Given problem >>
State how many lines of the entries hold the string "were", and nothing more.
■ ■ ■ ■ ■ ■ ■
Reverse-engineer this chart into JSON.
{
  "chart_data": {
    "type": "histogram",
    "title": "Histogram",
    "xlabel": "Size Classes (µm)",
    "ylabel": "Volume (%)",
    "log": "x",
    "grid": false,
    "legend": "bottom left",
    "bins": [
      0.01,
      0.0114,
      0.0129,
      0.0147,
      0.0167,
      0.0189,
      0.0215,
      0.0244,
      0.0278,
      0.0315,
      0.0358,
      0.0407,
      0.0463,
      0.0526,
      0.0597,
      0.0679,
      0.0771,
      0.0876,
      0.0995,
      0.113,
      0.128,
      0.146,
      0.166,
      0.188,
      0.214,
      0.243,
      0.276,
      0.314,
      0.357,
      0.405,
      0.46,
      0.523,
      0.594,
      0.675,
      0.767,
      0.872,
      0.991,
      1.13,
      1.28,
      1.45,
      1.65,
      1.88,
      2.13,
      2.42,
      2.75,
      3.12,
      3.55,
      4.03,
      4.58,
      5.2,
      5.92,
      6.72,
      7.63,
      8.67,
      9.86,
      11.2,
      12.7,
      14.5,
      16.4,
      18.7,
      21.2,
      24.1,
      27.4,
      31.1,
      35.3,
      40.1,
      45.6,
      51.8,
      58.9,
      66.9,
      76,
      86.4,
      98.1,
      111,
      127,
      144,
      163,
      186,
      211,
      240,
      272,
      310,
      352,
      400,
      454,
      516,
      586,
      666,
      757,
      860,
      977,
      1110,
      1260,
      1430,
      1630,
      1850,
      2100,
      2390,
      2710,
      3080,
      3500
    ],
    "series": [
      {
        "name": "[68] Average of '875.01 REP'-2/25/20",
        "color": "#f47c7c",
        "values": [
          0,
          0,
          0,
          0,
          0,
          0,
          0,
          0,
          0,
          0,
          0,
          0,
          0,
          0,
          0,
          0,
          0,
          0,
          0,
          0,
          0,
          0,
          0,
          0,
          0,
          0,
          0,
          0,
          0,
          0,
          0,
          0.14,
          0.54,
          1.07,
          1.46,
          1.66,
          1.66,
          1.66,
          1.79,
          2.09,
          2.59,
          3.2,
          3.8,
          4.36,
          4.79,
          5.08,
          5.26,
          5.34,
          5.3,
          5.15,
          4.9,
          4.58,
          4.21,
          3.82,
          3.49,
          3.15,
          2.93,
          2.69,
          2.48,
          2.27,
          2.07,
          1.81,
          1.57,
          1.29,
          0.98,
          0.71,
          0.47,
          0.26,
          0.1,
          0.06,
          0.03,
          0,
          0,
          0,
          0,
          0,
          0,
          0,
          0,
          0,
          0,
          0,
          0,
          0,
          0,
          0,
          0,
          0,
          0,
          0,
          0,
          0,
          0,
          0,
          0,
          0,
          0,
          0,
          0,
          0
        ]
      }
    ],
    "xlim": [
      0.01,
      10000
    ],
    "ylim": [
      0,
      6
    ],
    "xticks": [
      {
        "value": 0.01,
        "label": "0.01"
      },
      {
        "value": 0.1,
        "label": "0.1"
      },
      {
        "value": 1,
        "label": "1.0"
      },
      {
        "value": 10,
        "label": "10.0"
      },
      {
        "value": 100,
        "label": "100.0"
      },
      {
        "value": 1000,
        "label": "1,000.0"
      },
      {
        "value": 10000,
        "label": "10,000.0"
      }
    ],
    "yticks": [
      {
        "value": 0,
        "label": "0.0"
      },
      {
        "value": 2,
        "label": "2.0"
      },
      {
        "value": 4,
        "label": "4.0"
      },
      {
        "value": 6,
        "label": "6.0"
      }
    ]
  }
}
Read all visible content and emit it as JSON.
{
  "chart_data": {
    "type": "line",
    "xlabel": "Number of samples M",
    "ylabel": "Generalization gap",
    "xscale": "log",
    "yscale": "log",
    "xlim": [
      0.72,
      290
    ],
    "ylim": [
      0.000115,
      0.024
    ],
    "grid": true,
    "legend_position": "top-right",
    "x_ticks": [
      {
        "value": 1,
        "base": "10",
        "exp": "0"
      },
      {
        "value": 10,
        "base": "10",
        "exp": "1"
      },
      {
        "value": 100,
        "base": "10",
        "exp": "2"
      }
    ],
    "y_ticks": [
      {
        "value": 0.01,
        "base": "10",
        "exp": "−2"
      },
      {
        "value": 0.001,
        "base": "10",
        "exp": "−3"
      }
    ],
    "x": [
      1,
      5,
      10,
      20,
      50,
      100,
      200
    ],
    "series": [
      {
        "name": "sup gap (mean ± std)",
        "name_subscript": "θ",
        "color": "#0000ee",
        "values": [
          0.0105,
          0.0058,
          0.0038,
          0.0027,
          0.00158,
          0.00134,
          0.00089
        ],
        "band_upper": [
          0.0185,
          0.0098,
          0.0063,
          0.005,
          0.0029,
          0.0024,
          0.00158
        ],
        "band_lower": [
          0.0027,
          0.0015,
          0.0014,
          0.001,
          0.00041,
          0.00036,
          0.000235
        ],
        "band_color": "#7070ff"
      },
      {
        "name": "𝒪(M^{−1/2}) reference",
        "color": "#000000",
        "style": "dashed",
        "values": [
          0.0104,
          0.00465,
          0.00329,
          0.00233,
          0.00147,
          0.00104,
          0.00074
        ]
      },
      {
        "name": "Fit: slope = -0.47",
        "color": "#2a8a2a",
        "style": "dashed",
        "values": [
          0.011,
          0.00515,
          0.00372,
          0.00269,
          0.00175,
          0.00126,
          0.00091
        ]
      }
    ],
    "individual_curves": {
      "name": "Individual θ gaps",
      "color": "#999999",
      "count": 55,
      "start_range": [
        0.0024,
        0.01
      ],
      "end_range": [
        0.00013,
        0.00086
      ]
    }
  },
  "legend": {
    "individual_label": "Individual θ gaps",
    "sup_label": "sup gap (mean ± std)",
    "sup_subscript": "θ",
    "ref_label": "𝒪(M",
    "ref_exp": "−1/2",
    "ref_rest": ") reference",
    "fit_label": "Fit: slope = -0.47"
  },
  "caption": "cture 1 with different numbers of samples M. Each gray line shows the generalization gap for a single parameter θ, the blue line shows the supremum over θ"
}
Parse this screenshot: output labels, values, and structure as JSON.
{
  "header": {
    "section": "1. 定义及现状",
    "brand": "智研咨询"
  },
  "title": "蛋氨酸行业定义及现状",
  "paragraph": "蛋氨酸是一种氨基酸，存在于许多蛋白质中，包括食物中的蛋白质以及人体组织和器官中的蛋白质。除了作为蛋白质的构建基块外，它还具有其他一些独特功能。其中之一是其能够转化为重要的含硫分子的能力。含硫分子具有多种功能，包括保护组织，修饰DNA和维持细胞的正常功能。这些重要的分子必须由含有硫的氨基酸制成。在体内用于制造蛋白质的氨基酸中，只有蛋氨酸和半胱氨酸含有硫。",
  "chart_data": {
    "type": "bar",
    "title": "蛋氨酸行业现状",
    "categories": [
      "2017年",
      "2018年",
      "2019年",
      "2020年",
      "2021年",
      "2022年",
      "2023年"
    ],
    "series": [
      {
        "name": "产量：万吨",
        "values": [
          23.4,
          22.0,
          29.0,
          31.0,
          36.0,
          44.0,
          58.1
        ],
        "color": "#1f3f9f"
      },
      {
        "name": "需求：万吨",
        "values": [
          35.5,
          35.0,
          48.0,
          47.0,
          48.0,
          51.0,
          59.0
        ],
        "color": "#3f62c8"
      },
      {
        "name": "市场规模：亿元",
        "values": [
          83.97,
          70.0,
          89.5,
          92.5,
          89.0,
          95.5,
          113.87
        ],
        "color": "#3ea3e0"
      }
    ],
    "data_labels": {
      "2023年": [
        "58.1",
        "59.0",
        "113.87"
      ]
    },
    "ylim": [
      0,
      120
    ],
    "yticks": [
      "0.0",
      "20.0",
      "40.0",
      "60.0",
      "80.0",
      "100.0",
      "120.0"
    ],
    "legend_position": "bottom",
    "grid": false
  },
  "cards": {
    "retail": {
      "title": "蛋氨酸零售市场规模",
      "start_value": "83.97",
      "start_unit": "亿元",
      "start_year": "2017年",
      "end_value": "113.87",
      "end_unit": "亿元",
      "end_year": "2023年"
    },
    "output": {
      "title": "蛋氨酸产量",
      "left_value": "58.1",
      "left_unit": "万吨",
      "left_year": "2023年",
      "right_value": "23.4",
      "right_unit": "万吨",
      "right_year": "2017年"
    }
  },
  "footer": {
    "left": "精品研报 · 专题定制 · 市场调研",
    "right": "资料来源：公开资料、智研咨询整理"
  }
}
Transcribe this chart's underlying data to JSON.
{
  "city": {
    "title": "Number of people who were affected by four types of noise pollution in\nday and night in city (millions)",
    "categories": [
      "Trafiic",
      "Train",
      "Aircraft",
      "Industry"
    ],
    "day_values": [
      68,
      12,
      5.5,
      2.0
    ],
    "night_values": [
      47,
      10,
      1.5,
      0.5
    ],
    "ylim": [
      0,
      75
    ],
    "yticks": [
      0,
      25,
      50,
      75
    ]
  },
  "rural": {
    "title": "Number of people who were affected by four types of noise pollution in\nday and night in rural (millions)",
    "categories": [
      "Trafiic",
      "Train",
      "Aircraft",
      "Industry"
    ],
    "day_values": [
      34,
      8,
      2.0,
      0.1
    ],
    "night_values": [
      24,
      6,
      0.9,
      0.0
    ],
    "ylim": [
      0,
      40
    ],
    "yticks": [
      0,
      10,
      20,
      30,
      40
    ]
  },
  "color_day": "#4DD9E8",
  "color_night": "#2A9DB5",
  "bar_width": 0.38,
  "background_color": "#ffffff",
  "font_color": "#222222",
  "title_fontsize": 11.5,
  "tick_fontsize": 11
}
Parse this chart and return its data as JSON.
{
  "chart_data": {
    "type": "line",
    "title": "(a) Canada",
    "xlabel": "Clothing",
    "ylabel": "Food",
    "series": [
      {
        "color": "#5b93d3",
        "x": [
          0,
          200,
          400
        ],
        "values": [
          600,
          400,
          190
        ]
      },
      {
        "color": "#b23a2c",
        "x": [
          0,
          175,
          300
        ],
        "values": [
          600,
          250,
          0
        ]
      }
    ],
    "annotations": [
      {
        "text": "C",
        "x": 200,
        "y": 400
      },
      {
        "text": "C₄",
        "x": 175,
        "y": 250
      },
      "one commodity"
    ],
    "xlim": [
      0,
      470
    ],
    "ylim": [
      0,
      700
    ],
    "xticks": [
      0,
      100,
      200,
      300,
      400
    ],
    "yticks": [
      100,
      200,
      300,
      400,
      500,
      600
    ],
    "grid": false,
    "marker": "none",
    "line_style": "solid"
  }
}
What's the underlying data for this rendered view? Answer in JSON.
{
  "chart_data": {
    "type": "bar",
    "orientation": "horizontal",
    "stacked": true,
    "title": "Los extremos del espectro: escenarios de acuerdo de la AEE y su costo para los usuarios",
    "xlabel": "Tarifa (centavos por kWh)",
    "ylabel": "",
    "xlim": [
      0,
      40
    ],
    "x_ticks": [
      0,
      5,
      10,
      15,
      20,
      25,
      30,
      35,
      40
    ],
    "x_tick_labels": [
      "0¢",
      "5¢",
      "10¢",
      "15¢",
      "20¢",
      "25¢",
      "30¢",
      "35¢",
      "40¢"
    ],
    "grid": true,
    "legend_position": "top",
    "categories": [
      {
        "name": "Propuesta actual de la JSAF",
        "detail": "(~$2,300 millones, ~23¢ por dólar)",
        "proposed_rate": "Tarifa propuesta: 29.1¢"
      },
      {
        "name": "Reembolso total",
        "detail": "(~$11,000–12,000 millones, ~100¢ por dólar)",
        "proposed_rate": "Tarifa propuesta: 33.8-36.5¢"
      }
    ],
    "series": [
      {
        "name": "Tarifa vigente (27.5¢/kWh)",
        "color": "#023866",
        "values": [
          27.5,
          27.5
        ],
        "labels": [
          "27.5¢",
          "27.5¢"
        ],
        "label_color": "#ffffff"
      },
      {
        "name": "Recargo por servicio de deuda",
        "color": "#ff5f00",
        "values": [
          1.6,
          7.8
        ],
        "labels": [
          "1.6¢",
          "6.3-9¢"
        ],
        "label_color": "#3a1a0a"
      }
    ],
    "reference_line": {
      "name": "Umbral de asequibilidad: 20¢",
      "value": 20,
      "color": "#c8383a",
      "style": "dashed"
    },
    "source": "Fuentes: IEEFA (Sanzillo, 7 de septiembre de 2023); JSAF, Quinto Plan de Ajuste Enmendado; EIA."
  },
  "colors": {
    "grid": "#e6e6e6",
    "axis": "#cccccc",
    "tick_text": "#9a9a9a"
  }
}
■ ■ ■ ■ ■ ■ ■
Result of the exercise >>
2